▸ **PROBLEM STATEMENT**: All the records that follow need to be reproduced exactly. Omit the images.

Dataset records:
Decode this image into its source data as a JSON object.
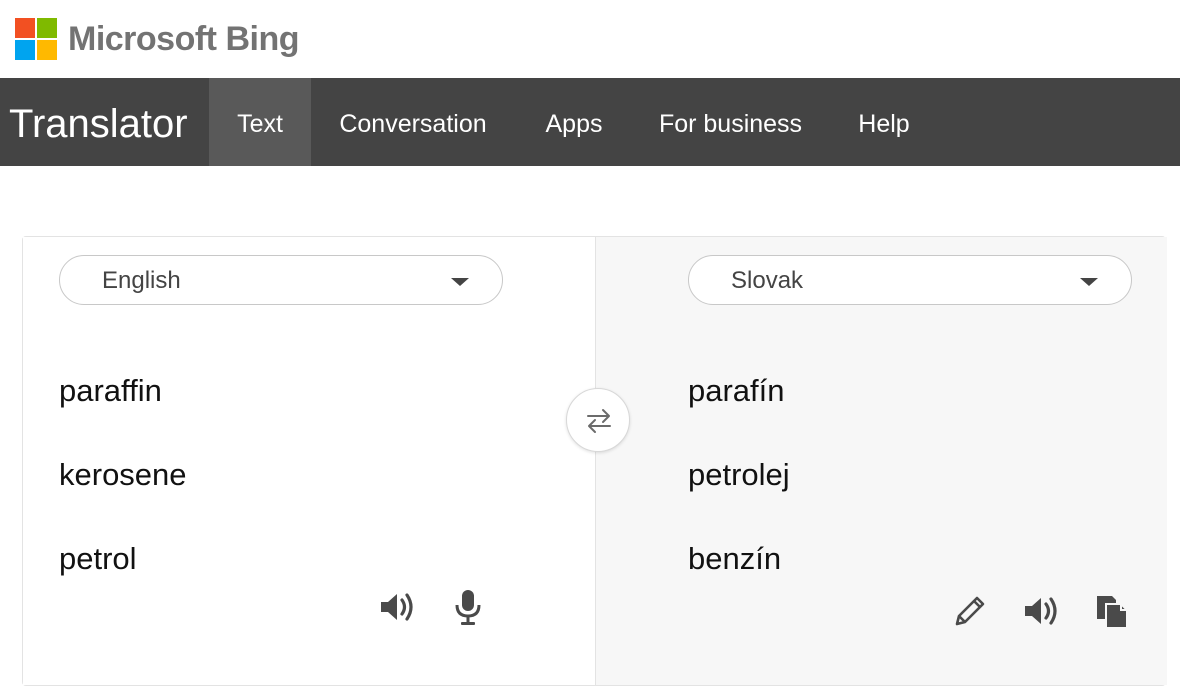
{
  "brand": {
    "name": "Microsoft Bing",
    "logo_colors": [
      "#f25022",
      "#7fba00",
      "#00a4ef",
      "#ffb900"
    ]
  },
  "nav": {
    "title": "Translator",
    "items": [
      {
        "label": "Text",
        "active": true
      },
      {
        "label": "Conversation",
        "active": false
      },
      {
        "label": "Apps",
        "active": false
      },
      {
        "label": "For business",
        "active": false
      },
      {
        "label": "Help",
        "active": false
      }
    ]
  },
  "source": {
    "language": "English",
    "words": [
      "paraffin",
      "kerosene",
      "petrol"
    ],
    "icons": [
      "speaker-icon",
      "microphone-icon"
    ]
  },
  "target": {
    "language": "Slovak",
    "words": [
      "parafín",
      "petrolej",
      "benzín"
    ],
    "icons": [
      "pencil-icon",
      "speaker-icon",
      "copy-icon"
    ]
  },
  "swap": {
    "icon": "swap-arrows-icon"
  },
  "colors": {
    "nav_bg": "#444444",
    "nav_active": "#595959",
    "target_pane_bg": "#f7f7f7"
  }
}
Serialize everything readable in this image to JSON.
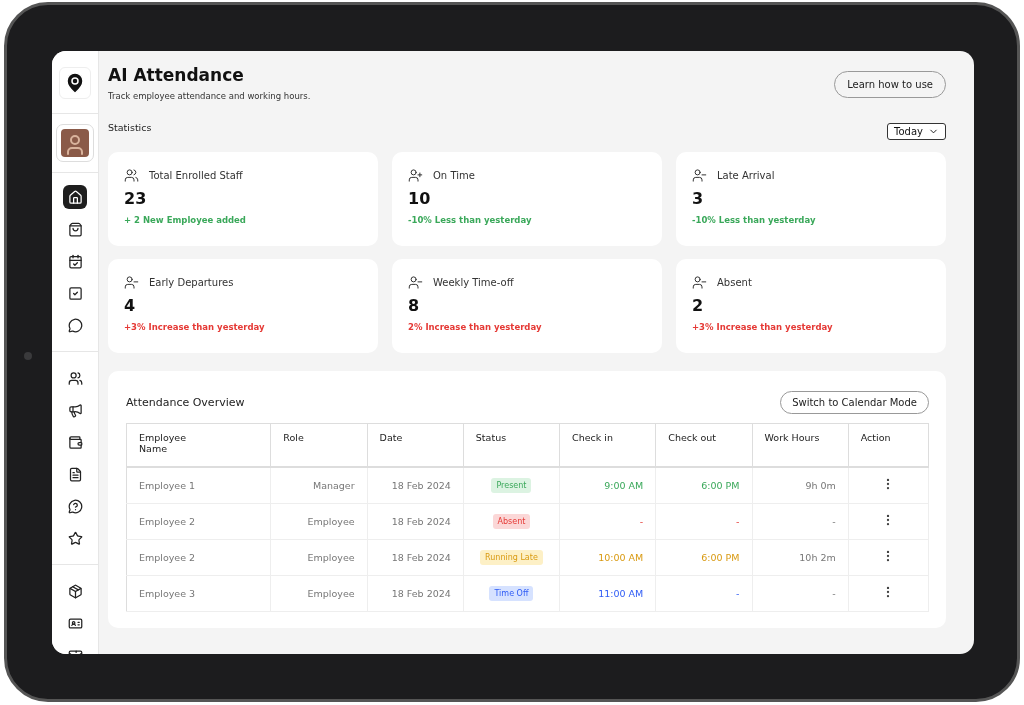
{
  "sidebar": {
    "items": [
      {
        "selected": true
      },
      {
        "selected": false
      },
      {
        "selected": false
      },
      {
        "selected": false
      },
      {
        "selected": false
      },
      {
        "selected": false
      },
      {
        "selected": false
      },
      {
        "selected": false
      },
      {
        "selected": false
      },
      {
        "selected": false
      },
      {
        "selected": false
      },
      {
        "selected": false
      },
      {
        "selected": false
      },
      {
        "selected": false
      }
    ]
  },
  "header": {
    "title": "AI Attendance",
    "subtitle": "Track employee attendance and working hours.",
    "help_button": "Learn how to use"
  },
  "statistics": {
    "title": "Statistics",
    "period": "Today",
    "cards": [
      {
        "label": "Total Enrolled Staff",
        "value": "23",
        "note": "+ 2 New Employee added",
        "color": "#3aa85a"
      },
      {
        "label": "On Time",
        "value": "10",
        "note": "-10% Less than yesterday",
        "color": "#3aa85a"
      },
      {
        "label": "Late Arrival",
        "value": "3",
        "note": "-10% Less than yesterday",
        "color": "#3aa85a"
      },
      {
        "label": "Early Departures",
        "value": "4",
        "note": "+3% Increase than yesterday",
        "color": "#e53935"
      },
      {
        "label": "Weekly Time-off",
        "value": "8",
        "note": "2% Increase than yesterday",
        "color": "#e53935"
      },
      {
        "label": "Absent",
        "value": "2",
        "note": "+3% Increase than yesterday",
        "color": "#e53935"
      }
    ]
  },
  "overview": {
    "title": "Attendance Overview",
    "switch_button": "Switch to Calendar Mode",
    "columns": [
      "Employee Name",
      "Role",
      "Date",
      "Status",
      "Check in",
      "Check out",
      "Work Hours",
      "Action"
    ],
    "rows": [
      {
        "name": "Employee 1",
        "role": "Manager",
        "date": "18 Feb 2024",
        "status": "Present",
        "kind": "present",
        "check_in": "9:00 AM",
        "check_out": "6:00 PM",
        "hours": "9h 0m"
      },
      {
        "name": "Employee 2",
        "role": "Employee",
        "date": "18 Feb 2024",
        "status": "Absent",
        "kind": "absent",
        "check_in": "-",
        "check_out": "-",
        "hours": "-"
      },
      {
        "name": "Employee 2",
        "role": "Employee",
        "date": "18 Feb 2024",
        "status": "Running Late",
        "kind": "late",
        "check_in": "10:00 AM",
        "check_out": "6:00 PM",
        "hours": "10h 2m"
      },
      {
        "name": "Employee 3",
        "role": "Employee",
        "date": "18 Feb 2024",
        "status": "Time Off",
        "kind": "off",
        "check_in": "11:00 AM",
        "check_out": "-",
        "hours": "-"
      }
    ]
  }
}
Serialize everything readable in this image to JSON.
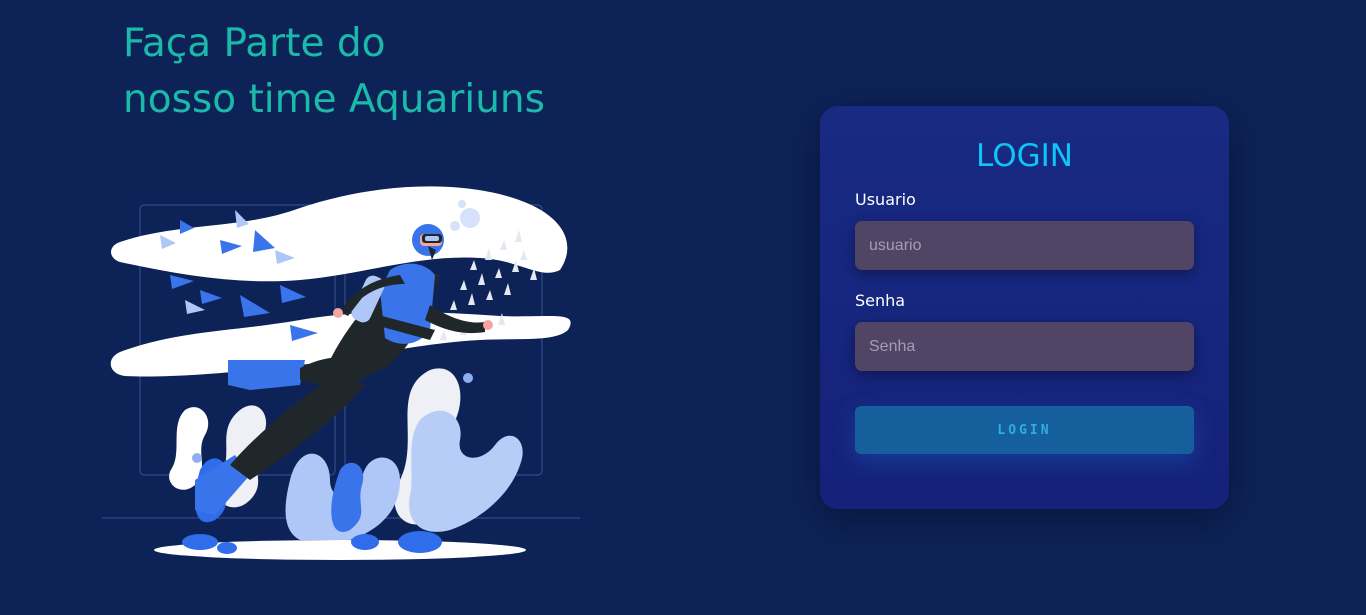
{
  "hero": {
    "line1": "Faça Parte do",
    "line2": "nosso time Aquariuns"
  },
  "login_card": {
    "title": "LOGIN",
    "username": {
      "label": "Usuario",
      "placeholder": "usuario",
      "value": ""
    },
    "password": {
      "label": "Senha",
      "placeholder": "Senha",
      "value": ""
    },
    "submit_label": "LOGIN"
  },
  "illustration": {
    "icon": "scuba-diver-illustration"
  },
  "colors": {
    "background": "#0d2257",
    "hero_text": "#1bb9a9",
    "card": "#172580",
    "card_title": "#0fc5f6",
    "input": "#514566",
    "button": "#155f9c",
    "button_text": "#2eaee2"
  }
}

▸ **RESULT FOR THIS EXERCISE**:
Decode this image into its source data as a JSON object.
{
  "brand": {
    "name": "Microsoft Bing",
    "logo_colors": [
      "#f25022",
      "#7fba00",
      "#00a4ef",
      "#ffb900"
    ]
  },
  "nav": {
    "title": "Translator",
    "items": [
      {
        "label": "Text",
        "active": true
      },
      {
        "label": "Conversation",
        "active": false
      },
      {
        "label": "Apps",
        "active": false
      },
      {
        "label": "For business",
        "active": false
      },
      {
        "label": "Help",
        "active": false
      }
    ]
  },
  "source": {
    "language": "English",
    "words": [
      "paraffin",
      "kerosene",
      "petrol"
    ],
    "icons": [
      "speaker-icon",
      "microphone-icon"
    ]
  },
  "target": {
    "language": "Slovak",
    "words": [
      "parafín",
      "petrolej",
      "benzín"
    ],
    "icons": [
      "pencil-icon",
      "speaker-icon",
      "copy-icon"
    ]
  },
  "swap": {
    "icon": "swap-arrows-icon"
  },
  "colors": {
    "nav_bg": "#444444",
    "nav_active": "#595959",
    "target_pane_bg": "#f7f7f7"
  }
}
Serialize everything readable in this image to JSON.
{
  "sidebar": {
    "items": [
      {
        "selected": true
      },
      {
        "selected": false
      },
      {
        "selected": false
      },
      {
        "selected": false
      },
      {
        "selected": false
      },
      {
        "selected": false
      },
      {
        "selected": false
      },
      {
        "selected": false
      },
      {
        "selected": false
      },
      {
        "selected": false
      },
      {
        "selected": false
      },
      {
        "selected": false
      },
      {
        "selected": false
      },
      {
        "selected": false
      }
    ]
  },
  "header": {
    "title": "AI Attendance",
    "subtitle": "Track employee attendance and working hours.",
    "help_button": "Learn how to use"
  },
  "statistics": {
    "title": "Statistics",
    "period": "Today",
    "cards": [
      {
        "label": "Total Enrolled Staff",
        "value": "23",
        "note": "+ 2 New Employee added",
        "color": "#3aa85a"
      },
      {
        "label": "On Time",
        "value": "10",
        "note": "-10% Less than yesterday",
        "color": "#3aa85a"
      },
      {
        "label": "Late Arrival",
        "value": "3",
        "note": "-10% Less than yesterday",
        "color": "#3aa85a"
      },
      {
        "label": "Early Departures",
        "value": "4",
        "note": "+3% Increase than yesterday",
        "color": "#e53935"
      },
      {
        "label": "Weekly Time-off",
        "value": "8",
        "note": "2% Increase than yesterday",
        "color": "#e53935"
      },
      {
        "label": "Absent",
        "value": "2",
        "note": "+3% Increase than yesterday",
        "color": "#e53935"
      }
    ]
  },
  "overview": {
    "title": "Attendance Overview",
    "switch_button": "Switch to Calendar Mode",
    "columns": [
      "Employee Name",
      "Role",
      "Date",
      "Status",
      "Check in",
      "Check out",
      "Work Hours",
      "Action"
    ],
    "rows": [
      {
        "name": "Employee 1",
        "role": "Manager",
        "date": "18 Feb 2024",
        "status": "Present",
        "kind": "present",
        "check_in": "9:00 AM",
        "check_out": "6:00 PM",
        "hours": "9h 0m"
      },
      {
        "name": "Employee 2",
        "role": "Employee",
        "date": "18 Feb 2024",
        "status": "Absent",
        "kind": "absent",
        "check_in": "-",
        "check_out": "-",
        "hours": "-"
      },
      {
        "name": "Employee 2",
        "role": "Employee",
        "date": "18 Feb 2024",
        "status": "Running Late",
        "kind": "late",
        "check_in": "10:00 AM",
        "check_out": "6:00 PM",
        "hours": "10h 2m"
      },
      {
        "name": "Employee 3",
        "role": "Employee",
        "date": "18 Feb 2024",
        "status": "Time Off",
        "kind": "off",
        "check_in": "11:00 AM",
        "check_out": "-",
        "hours": "-"
      }
    ]
  }
}
Serialize everything readable in this image to JSON.
{
  "hero": {
    "line1": "Faça Parte do",
    "line2": "nosso time Aquariuns"
  },
  "login_card": {
    "title": "LOGIN",
    "username": {
      "label": "Usuario",
      "placeholder": "usuario",
      "value": ""
    },
    "password": {
      "label": "Senha",
      "placeholder": "Senha",
      "value": ""
    },
    "submit_label": "LOGIN"
  },
  "illustration": {
    "icon": "scuba-diver-illustration"
  },
  "colors": {
    "background": "#0d2257",
    "hero_text": "#1bb9a9",
    "card": "#172580",
    "card_title": "#0fc5f6",
    "input": "#514566",
    "button": "#155f9c",
    "button_text": "#2eaee2"
  }
}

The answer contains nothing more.